_Objective:_
Pictures do not belong in the copy. Return all of the entries exactly.

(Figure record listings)
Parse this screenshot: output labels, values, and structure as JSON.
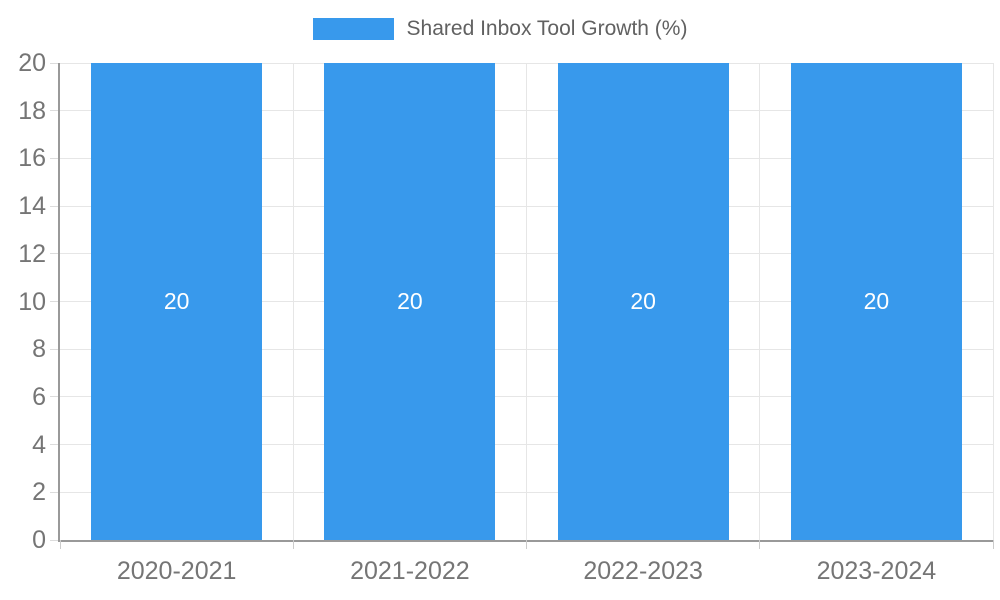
{
  "chart_data": {
    "type": "bar",
    "title": "",
    "series_label": "Shared Inbox Tool Growth (%)",
    "categories": [
      "2020-2021",
      "2021-2022",
      "2022-2023",
      "2023-2024"
    ],
    "values": [
      20,
      20,
      20,
      20
    ],
    "bar_value_labels": [
      "20",
      "20",
      "20",
      "20"
    ],
    "xlabel": "",
    "ylabel": "",
    "ylim": [
      0,
      20
    ],
    "ytick_step": 2,
    "ytick_labels": [
      "0",
      "2",
      "4",
      "6",
      "8",
      "10",
      "12",
      "14",
      "16",
      "18",
      "20"
    ],
    "grid": true,
    "legend_position": "top",
    "colors": {
      "bar": "#3899ec",
      "gridline": "#e6e6e6",
      "axis_line": "#999999",
      "tick_label": "#757575",
      "legend_text": "#616161",
      "bar_value_text": "#ffffff",
      "background": "#ffffff"
    }
  }
}
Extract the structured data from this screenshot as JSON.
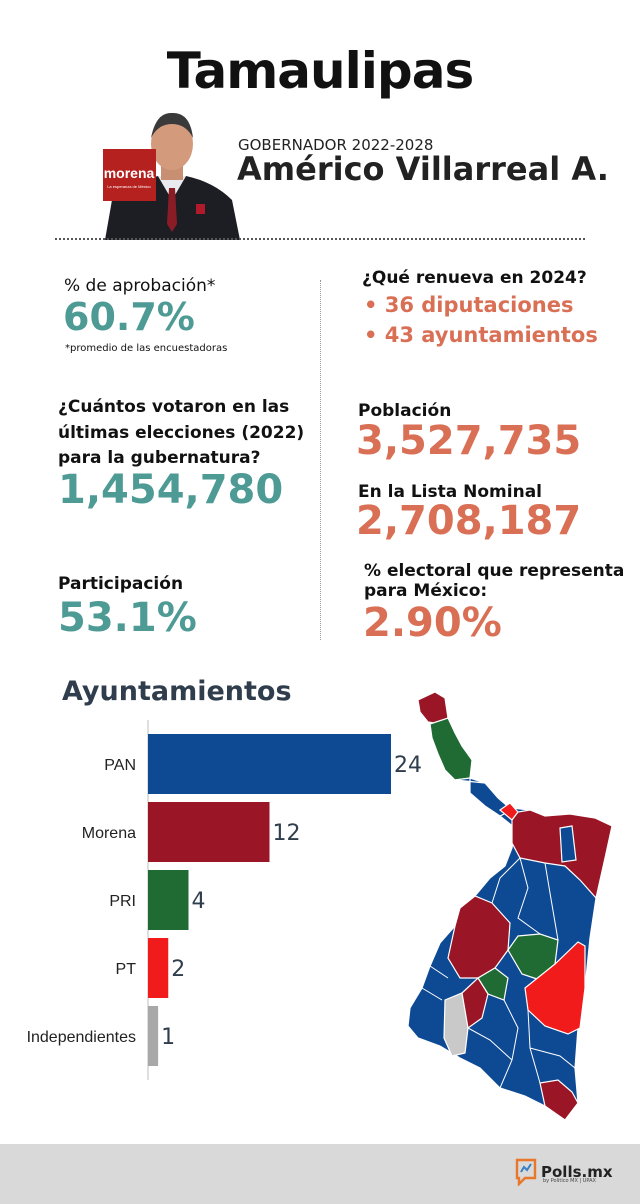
{
  "header": {
    "title": "Tamaulipas",
    "gov_label": "GOBERNADOR 2022-2028",
    "gov_name": "Américo Villarreal A.",
    "party_logo_text": "morena",
    "party_logo_sub": "La esperanza de México"
  },
  "stats": {
    "approval_label": "% de aprobación*",
    "approval_value": "60.7%",
    "approval_note": "*promedio de las encuestadoras",
    "renew_label": "¿Qué renueva en 2024?",
    "renew_items": [
      "• 36 diputaciones",
      "• 43 ayuntamientos"
    ],
    "voters_label_lines": [
      "¿Cuántos votaron en las",
      "últimas elecciones (2022)",
      "para la gubernatura?"
    ],
    "voters_value": "1,454,780",
    "population_label": "Población",
    "population_value": "3,527,735",
    "nominal_label": "En la Lista Nominal",
    "nominal_value": "2,708,187",
    "participation_label": "Participación",
    "participation_value": "53.1%",
    "electoral_label_lines": [
      "% electoral que representa",
      "para México:"
    ],
    "electoral_value": "2.90%"
  },
  "chart_data": {
    "type": "bar",
    "orientation": "horizontal",
    "title": "Ayuntamientos",
    "categories": [
      "PAN",
      "Morena",
      "PRI",
      "PT",
      "Independientes"
    ],
    "values": [
      24,
      12,
      4,
      2,
      1
    ],
    "colors": [
      "#0e4a94",
      "#9a1626",
      "#1f6b33",
      "#f21b1b",
      "#a8a8a8"
    ]
  },
  "map": {
    "legend_colors": {
      "PAN": "#0e4a94",
      "Morena": "#9a1626",
      "PRI": "#1f6b33",
      "PT": "#f21b1b",
      "Independientes": "#c9c9c9"
    }
  },
  "footer": {
    "brand": "Polls.mx",
    "brand_sub": "by Politico MX | UPAX"
  }
}
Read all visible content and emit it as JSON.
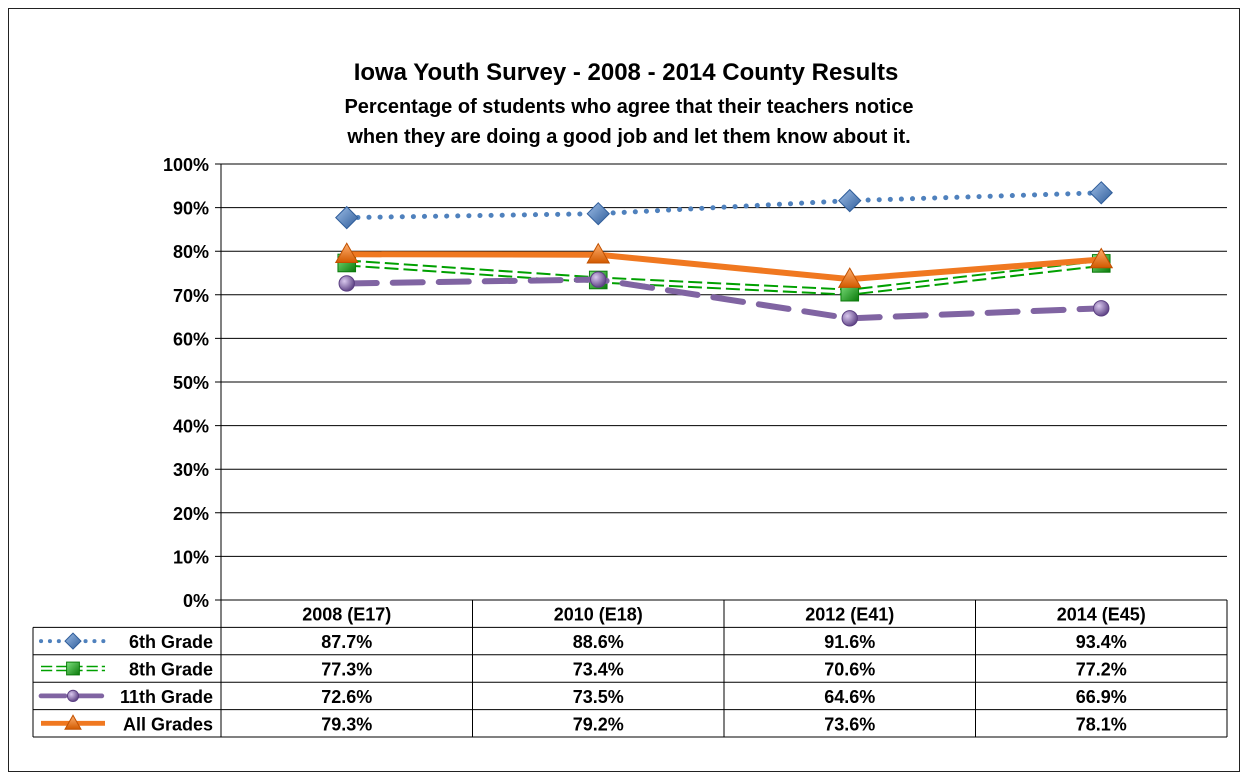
{
  "chart_data": {
    "type": "line",
    "title": "Iowa Youth Survey - 2008 - 2014 County Results",
    "subtitle_lines": [
      "Percentage of students who agree that their teachers notice",
      "when they are doing a good job and let them know about it."
    ],
    "categories": [
      "2008 (E17)",
      "2010 (E18)",
      "2012 (E41)",
      "2014 (E45)"
    ],
    "y_ticks": [
      "0%",
      "10%",
      "20%",
      "30%",
      "40%",
      "50%",
      "60%",
      "70%",
      "80%",
      "90%",
      "100%"
    ],
    "ylim": [
      0,
      100
    ],
    "grid": true,
    "legend_placement": "data-table-left",
    "series": [
      {
        "name": "6th Grade",
        "values": [
          87.7,
          88.6,
          91.6,
          93.4
        ],
        "labels": [
          "87.7%",
          "88.6%",
          "91.6%",
          "93.4%"
        ],
        "color": "#4F81BD",
        "marker": "diamond",
        "line_style": "dotted"
      },
      {
        "name": "8th Grade",
        "values": [
          77.3,
          73.4,
          70.6,
          77.2
        ],
        "labels": [
          "77.3%",
          "73.4%",
          "70.6%",
          "77.2%"
        ],
        "color": "#00A000",
        "marker": "square",
        "line_style": "double"
      },
      {
        "name": "11th Grade",
        "values": [
          72.6,
          73.5,
          64.6,
          66.9
        ],
        "labels": [
          "72.6%",
          "73.5%",
          "64.6%",
          "66.9%"
        ],
        "color": "#8064A2",
        "marker": "circle",
        "line_style": "dashed"
      },
      {
        "name": "All Grades",
        "values": [
          79.3,
          79.2,
          73.6,
          78.1
        ],
        "labels": [
          "79.3%",
          "79.2%",
          "73.6%",
          "78.1%"
        ],
        "color": "#F07820",
        "marker": "triangle",
        "line_style": "solid"
      }
    ]
  }
}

_Full response:_
Parse this screenshot: output labels, values, and structure as JSON.
{
  "chart_data": {
    "type": "bar",
    "title": "",
    "series_label": "Shared Inbox Tool Growth (%)",
    "categories": [
      "2020-2021",
      "2021-2022",
      "2022-2023",
      "2023-2024"
    ],
    "values": [
      20,
      20,
      20,
      20
    ],
    "bar_value_labels": [
      "20",
      "20",
      "20",
      "20"
    ],
    "xlabel": "",
    "ylabel": "",
    "ylim": [
      0,
      20
    ],
    "ytick_step": 2,
    "ytick_labels": [
      "0",
      "2",
      "4",
      "6",
      "8",
      "10",
      "12",
      "14",
      "16",
      "18",
      "20"
    ],
    "grid": true,
    "legend_position": "top",
    "colors": {
      "bar": "#3899ec",
      "gridline": "#e6e6e6",
      "axis_line": "#999999",
      "tick_label": "#757575",
      "legend_text": "#616161",
      "bar_value_text": "#ffffff",
      "background": "#ffffff"
    }
  }
}
Extract the structured data from this screenshot as JSON.
{
  "header": {
    "title": "Tamaulipas",
    "gov_label": "GOBERNADOR 2022-2028",
    "gov_name": "Américo Villarreal A.",
    "party_logo_text": "morena",
    "party_logo_sub": "La esperanza de México"
  },
  "stats": {
    "approval_label": "% de aprobación*",
    "approval_value": "60.7%",
    "approval_note": "*promedio de las encuestadoras",
    "renew_label": "¿Qué renueva en 2024?",
    "renew_items": [
      "• 36 diputaciones",
      "• 43 ayuntamientos"
    ],
    "voters_label_lines": [
      "¿Cuántos votaron en las",
      "últimas elecciones (2022)",
      "para la gubernatura?"
    ],
    "voters_value": "1,454,780",
    "population_label": "Población",
    "population_value": "3,527,735",
    "nominal_label": "En la Lista Nominal",
    "nominal_value": "2,708,187",
    "participation_label": "Participación",
    "participation_value": "53.1%",
    "electoral_label_lines": [
      "% electoral que representa",
      "para México:"
    ],
    "electoral_value": "2.90%"
  },
  "chart_data": {
    "type": "bar",
    "orientation": "horizontal",
    "title": "Ayuntamientos",
    "categories": [
      "PAN",
      "Morena",
      "PRI",
      "PT",
      "Independientes"
    ],
    "values": [
      24,
      12,
      4,
      2,
      1
    ],
    "colors": [
      "#0e4a94",
      "#9a1626",
      "#1f6b33",
      "#f21b1b",
      "#a8a8a8"
    ]
  },
  "map": {
    "legend_colors": {
      "PAN": "#0e4a94",
      "Morena": "#9a1626",
      "PRI": "#1f6b33",
      "PT": "#f21b1b",
      "Independientes": "#c9c9c9"
    }
  },
  "footer": {
    "brand": "Polls.mx",
    "brand_sub": "by Politico MX | UPAX"
  }
}
Read all visible content and emit it as JSON.
{
  "chart_data": {
    "type": "line",
    "title": "Iowa Youth Survey - 2008 - 2014 County Results",
    "subtitle_lines": [
      "Percentage of students who agree that their teachers notice",
      "when they are doing a good job and let them know about it."
    ],
    "categories": [
      "2008 (E17)",
      "2010 (E18)",
      "2012 (E41)",
      "2014 (E45)"
    ],
    "y_ticks": [
      "0%",
      "10%",
      "20%",
      "30%",
      "40%",
      "50%",
      "60%",
      "70%",
      "80%",
      "90%",
      "100%"
    ],
    "ylim": [
      0,
      100
    ],
    "grid": true,
    "legend_placement": "data-table-left",
    "series": [
      {
        "name": "6th Grade",
        "values": [
          87.7,
          88.6,
          91.6,
          93.4
        ],
        "labels": [
          "87.7%",
          "88.6%",
          "91.6%",
          "93.4%"
        ],
        "color": "#4F81BD",
        "marker": "diamond",
        "line_style": "dotted"
      },
      {
        "name": "8th Grade",
        "values": [
          77.3,
          73.4,
          70.6,
          77.2
        ],
        "labels": [
          "77.3%",
          "73.4%",
          "70.6%",
          "77.2%"
        ],
        "color": "#00A000",
        "marker": "square",
        "line_style": "double"
      },
      {
        "name": "11th Grade",
        "values": [
          72.6,
          73.5,
          64.6,
          66.9
        ],
        "labels": [
          "72.6%",
          "73.5%",
          "64.6%",
          "66.9%"
        ],
        "color": "#8064A2",
        "marker": "circle",
        "line_style": "dashed"
      },
      {
        "name": "All Grades",
        "values": [
          79.3,
          79.2,
          73.6,
          78.1
        ],
        "labels": [
          "79.3%",
          "79.2%",
          "73.6%",
          "78.1%"
        ],
        "color": "#F07820",
        "marker": "triangle",
        "line_style": "solid"
      }
    ]
  }
}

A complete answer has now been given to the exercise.